Stated exercise
Images are excluded; otherwise, output every record exactly.

(Dataset listings of figures)
___
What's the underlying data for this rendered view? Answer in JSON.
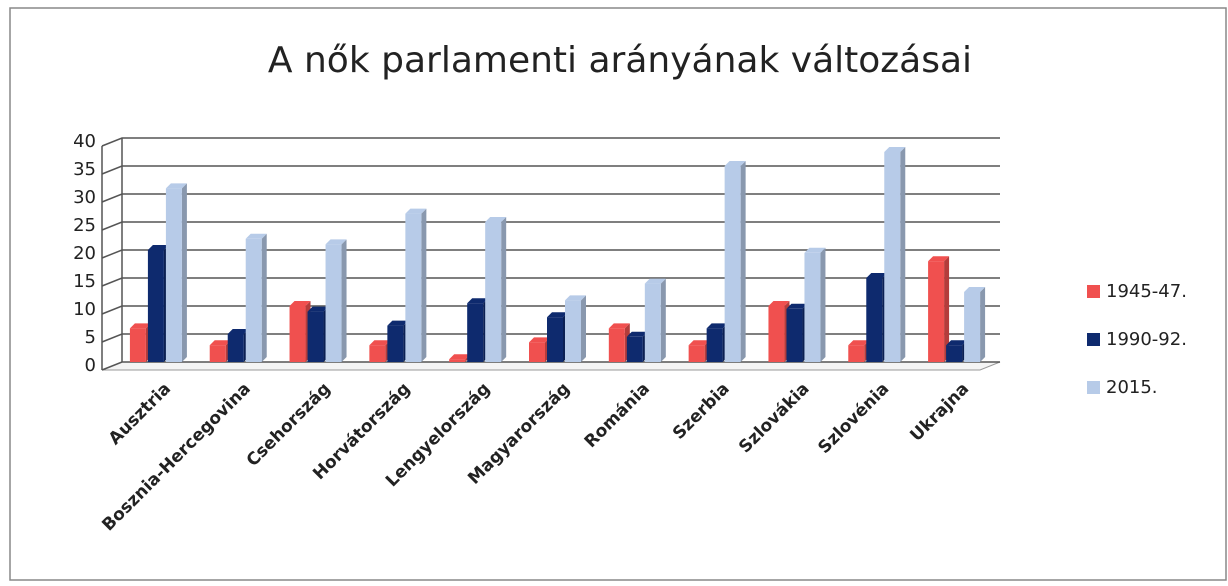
{
  "chart_data": {
    "type": "bar",
    "title": "A nők parlamenti arányának változásai",
    "categories": [
      "Ausztria",
      "Bosznia-Hercegovina",
      "Csehország",
      "Horvátország",
      "Lengyelország",
      "Magyarország",
      "Románia",
      "Szerbia",
      "Szlovákia",
      "Szlovénia",
      "Ukrajna"
    ],
    "series": [
      {
        "name": "1945-47.",
        "color": "#f0504f",
        "values": [
          6,
          3,
          10,
          3,
          0.5,
          3.5,
          6,
          3,
          10,
          3,
          18
        ]
      },
      {
        "name": "1990-92.",
        "color": "#0e2a6e",
        "values": [
          20,
          5,
          9,
          6.5,
          10.5,
          8,
          4.5,
          6,
          9.5,
          15,
          3
        ]
      },
      {
        "name": "2015.",
        "color": "#b7cbe8",
        "values": [
          31,
          22,
          21,
          26.5,
          25,
          11,
          14,
          35,
          19.5,
          37.5,
          12.5
        ]
      }
    ],
    "ylim": [
      0,
      40
    ],
    "yticks": [
      0,
      5,
      10,
      15,
      20,
      25,
      30,
      35,
      40
    ],
    "grid": true,
    "legend": "right"
  }
}
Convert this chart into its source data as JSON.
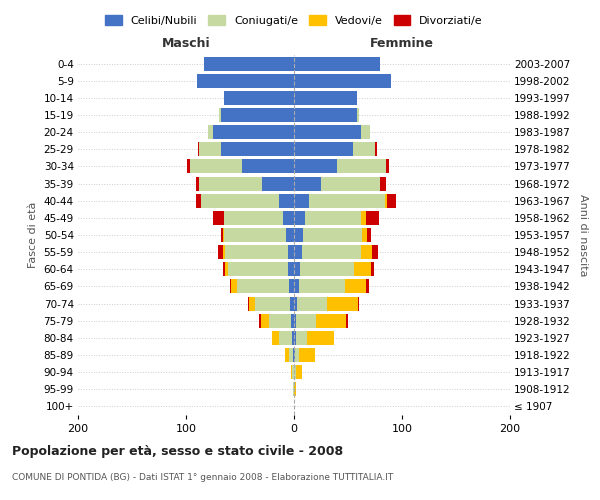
{
  "age_groups": [
    "100+",
    "95-99",
    "90-94",
    "85-89",
    "80-84",
    "75-79",
    "70-74",
    "65-69",
    "60-64",
    "55-59",
    "50-54",
    "45-49",
    "40-44",
    "35-39",
    "30-34",
    "25-29",
    "20-24",
    "15-19",
    "10-14",
    "5-9",
    "0-4"
  ],
  "birth_years": [
    "≤ 1907",
    "1908-1912",
    "1913-1917",
    "1918-1922",
    "1923-1927",
    "1928-1932",
    "1933-1937",
    "1938-1942",
    "1943-1947",
    "1948-1952",
    "1953-1957",
    "1958-1962",
    "1963-1967",
    "1968-1972",
    "1973-1977",
    "1978-1982",
    "1983-1987",
    "1988-1992",
    "1993-1997",
    "1998-2002",
    "2003-2007"
  ],
  "maschi": {
    "celibi": [
      0,
      0,
      0,
      1,
      2,
      3,
      4,
      5,
      6,
      6,
      7,
      10,
      14,
      30,
      48,
      68,
      75,
      68,
      65,
      90,
      83
    ],
    "coniugati": [
      0,
      1,
      2,
      4,
      12,
      20,
      32,
      48,
      55,
      58,
      58,
      55,
      72,
      58,
      48,
      20,
      5,
      1,
      0,
      0,
      0
    ],
    "vedovi": [
      0,
      0,
      1,
      3,
      6,
      8,
      6,
      5,
      3,
      2,
      1,
      0,
      0,
      0,
      0,
      0,
      0,
      0,
      0,
      0,
      0
    ],
    "divorziati": [
      0,
      0,
      0,
      0,
      0,
      1,
      1,
      1,
      2,
      4,
      2,
      10,
      5,
      3,
      3,
      1,
      0,
      0,
      0,
      0,
      0
    ]
  },
  "femmine": {
    "nubili": [
      0,
      0,
      0,
      1,
      2,
      2,
      3,
      5,
      6,
      7,
      8,
      10,
      14,
      25,
      40,
      55,
      62,
      58,
      58,
      90,
      80
    ],
    "coniugate": [
      0,
      0,
      2,
      4,
      10,
      18,
      28,
      42,
      50,
      55,
      55,
      52,
      70,
      55,
      45,
      20,
      8,
      2,
      0,
      0,
      0
    ],
    "vedove": [
      0,
      2,
      5,
      14,
      25,
      28,
      28,
      20,
      15,
      10,
      5,
      5,
      2,
      0,
      0,
      0,
      0,
      0,
      0,
      0,
      0
    ],
    "divorziate": [
      0,
      0,
      0,
      0,
      0,
      2,
      1,
      2,
      3,
      6,
      3,
      12,
      8,
      5,
      3,
      2,
      0,
      0,
      0,
      0,
      0
    ]
  },
  "colors": {
    "celibi": "#4472c4",
    "coniugati": "#c5d9a0",
    "vedovi": "#ffc000",
    "divorziati": "#cc0000"
  },
  "xlim": 200,
  "title": "Popolazione per età, sesso e stato civile - 2008",
  "subtitle": "COMUNE DI PONTIDA (BG) - Dati ISTAT 1° gennaio 2008 - Elaborazione TUTTITALIA.IT",
  "ylabel_left": "Fasce di età",
  "ylabel_right": "Anni di nascita",
  "xlabel_left": "Maschi",
  "xlabel_right": "Femmine",
  "legend_labels": [
    "Celibi/Nubili",
    "Coniugati/e",
    "Vedovi/e",
    "Divorziati/e"
  ],
  "background_color": "#ffffff"
}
___
Final result
What's the underlying data for this rendered view? Answer in JSON.
{
  "chart_data": {
    "type": "bar",
    "title": "A nők parlamenti arányának változásai",
    "categories": [
      "Ausztria",
      "Bosznia-Hercegovina",
      "Csehország",
      "Horvátország",
      "Lengyelország",
      "Magyarország",
      "Románia",
      "Szerbia",
      "Szlovákia",
      "Szlovénia",
      "Ukrajna"
    ],
    "series": [
      {
        "name": "1945-47.",
        "color": "#f0504f",
        "values": [
          6,
          3,
          10,
          3,
          0.5,
          3.5,
          6,
          3,
          10,
          3,
          18
        ]
      },
      {
        "name": "1990-92.",
        "color": "#0e2a6e",
        "values": [
          20,
          5,
          9,
          6.5,
          10.5,
          8,
          4.5,
          6,
          9.5,
          15,
          3
        ]
      },
      {
        "name": "2015.",
        "color": "#b7cbe8",
        "values": [
          31,
          22,
          21,
          26.5,
          25,
          11,
          14,
          35,
          19.5,
          37.5,
          12.5
        ]
      }
    ],
    "ylim": [
      0,
      40
    ],
    "yticks": [
      0,
      5,
      10,
      15,
      20,
      25,
      30,
      35,
      40
    ],
    "grid": true,
    "legend": "right"
  }
}
Convert this chart into its source data as JSON.
{
  "age_groups": [
    "100+",
    "95-99",
    "90-94",
    "85-89",
    "80-84",
    "75-79",
    "70-74",
    "65-69",
    "60-64",
    "55-59",
    "50-54",
    "45-49",
    "40-44",
    "35-39",
    "30-34",
    "25-29",
    "20-24",
    "15-19",
    "10-14",
    "5-9",
    "0-4"
  ],
  "birth_years": [
    "≤ 1907",
    "1908-1912",
    "1913-1917",
    "1918-1922",
    "1923-1927",
    "1928-1932",
    "1933-1937",
    "1938-1942",
    "1943-1947",
    "1948-1952",
    "1953-1957",
    "1958-1962",
    "1963-1967",
    "1968-1972",
    "1973-1977",
    "1978-1982",
    "1983-1987",
    "1988-1992",
    "1993-1997",
    "1998-2002",
    "2003-2007"
  ],
  "maschi": {
    "celibi": [
      0,
      0,
      0,
      1,
      2,
      3,
      4,
      5,
      6,
      6,
      7,
      10,
      14,
      30,
      48,
      68,
      75,
      68,
      65,
      90,
      83
    ],
    "coniugati": [
      0,
      1,
      2,
      4,
      12,
      20,
      32,
      48,
      55,
      58,
      58,
      55,
      72,
      58,
      48,
      20,
      5,
      1,
      0,
      0,
      0
    ],
    "vedovi": [
      0,
      0,
      1,
      3,
      6,
      8,
      6,
      5,
      3,
      2,
      1,
      0,
      0,
      0,
      0,
      0,
      0,
      0,
      0,
      0,
      0
    ],
    "divorziati": [
      0,
      0,
      0,
      0,
      0,
      1,
      1,
      1,
      2,
      4,
      2,
      10,
      5,
      3,
      3,
      1,
      0,
      0,
      0,
      0,
      0
    ]
  },
  "femmine": {
    "nubili": [
      0,
      0,
      0,
      1,
      2,
      2,
      3,
      5,
      6,
      7,
      8,
      10,
      14,
      25,
      40,
      55,
      62,
      58,
      58,
      90,
      80
    ],
    "coniugate": [
      0,
      0,
      2,
      4,
      10,
      18,
      28,
      42,
      50,
      55,
      55,
      52,
      70,
      55,
      45,
      20,
      8,
      2,
      0,
      0,
      0
    ],
    "vedove": [
      0,
      2,
      5,
      14,
      25,
      28,
      28,
      20,
      15,
      10,
      5,
      5,
      2,
      0,
      0,
      0,
      0,
      0,
      0,
      0,
      0
    ],
    "divorziate": [
      0,
      0,
      0,
      0,
      0,
      2,
      1,
      2,
      3,
      6,
      3,
      12,
      8,
      5,
      3,
      2,
      0,
      0,
      0,
      0,
      0
    ]
  },
  "colors": {
    "celibi": "#4472c4",
    "coniugati": "#c5d9a0",
    "vedovi": "#ffc000",
    "divorziati": "#cc0000"
  },
  "xlim": 200,
  "title": "Popolazione per età, sesso e stato civile - 2008",
  "subtitle": "COMUNE DI PONTIDA (BG) - Dati ISTAT 1° gennaio 2008 - Elaborazione TUTTITALIA.IT",
  "ylabel_left": "Fasce di età",
  "ylabel_right": "Anni di nascita",
  "xlabel_left": "Maschi",
  "xlabel_right": "Femmine",
  "legend_labels": [
    "Celibi/Nubili",
    "Coniugati/e",
    "Vedovi/e",
    "Divorziati/e"
  ],
  "background_color": "#ffffff"
}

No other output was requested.